▶ **DATA SUPPLIED**
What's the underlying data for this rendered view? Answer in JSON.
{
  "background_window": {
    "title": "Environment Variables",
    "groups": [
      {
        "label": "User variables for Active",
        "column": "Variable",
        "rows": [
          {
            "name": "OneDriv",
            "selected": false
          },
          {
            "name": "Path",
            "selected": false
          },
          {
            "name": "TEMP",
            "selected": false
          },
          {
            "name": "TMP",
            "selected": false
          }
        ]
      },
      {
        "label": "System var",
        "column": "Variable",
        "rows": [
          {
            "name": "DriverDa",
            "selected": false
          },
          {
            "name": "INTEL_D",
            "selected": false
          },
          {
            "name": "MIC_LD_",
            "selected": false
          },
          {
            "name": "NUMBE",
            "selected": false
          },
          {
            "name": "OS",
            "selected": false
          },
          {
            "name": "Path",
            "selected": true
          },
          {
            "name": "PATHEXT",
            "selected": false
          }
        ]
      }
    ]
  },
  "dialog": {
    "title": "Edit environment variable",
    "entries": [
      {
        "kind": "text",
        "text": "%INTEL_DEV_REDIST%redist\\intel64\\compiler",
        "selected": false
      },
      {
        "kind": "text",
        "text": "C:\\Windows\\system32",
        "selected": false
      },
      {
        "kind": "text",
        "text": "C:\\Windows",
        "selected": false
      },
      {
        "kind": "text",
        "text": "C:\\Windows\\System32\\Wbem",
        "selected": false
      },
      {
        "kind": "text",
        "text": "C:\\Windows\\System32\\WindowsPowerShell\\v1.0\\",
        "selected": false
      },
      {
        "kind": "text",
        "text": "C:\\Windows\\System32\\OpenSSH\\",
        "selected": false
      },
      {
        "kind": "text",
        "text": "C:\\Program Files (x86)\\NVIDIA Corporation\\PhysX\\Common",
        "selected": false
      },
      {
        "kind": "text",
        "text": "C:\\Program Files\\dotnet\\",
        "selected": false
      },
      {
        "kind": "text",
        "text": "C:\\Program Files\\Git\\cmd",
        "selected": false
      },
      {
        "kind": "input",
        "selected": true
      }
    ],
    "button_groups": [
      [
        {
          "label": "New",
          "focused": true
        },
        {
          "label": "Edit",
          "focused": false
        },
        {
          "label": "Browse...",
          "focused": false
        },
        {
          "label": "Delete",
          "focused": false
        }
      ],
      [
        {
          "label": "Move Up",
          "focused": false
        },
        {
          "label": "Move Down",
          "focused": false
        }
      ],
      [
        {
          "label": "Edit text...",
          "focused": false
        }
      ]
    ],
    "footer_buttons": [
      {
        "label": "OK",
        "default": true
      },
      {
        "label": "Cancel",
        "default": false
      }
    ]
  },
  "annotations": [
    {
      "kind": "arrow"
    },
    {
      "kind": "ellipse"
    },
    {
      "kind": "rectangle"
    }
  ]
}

▶ **WHAT THE TASK ASKS**
Pick out the lines containing the string "Program" and show them.

▶ **TASK RESPONSE**
        "text": "C:\\Program Files (x86)\\NVIDIA Corporation\\PhysX\\Common",
        "text": "C:\\Program Files\\dotnet\\",
        "text": "C:\\Program Files\\Git\\cmd",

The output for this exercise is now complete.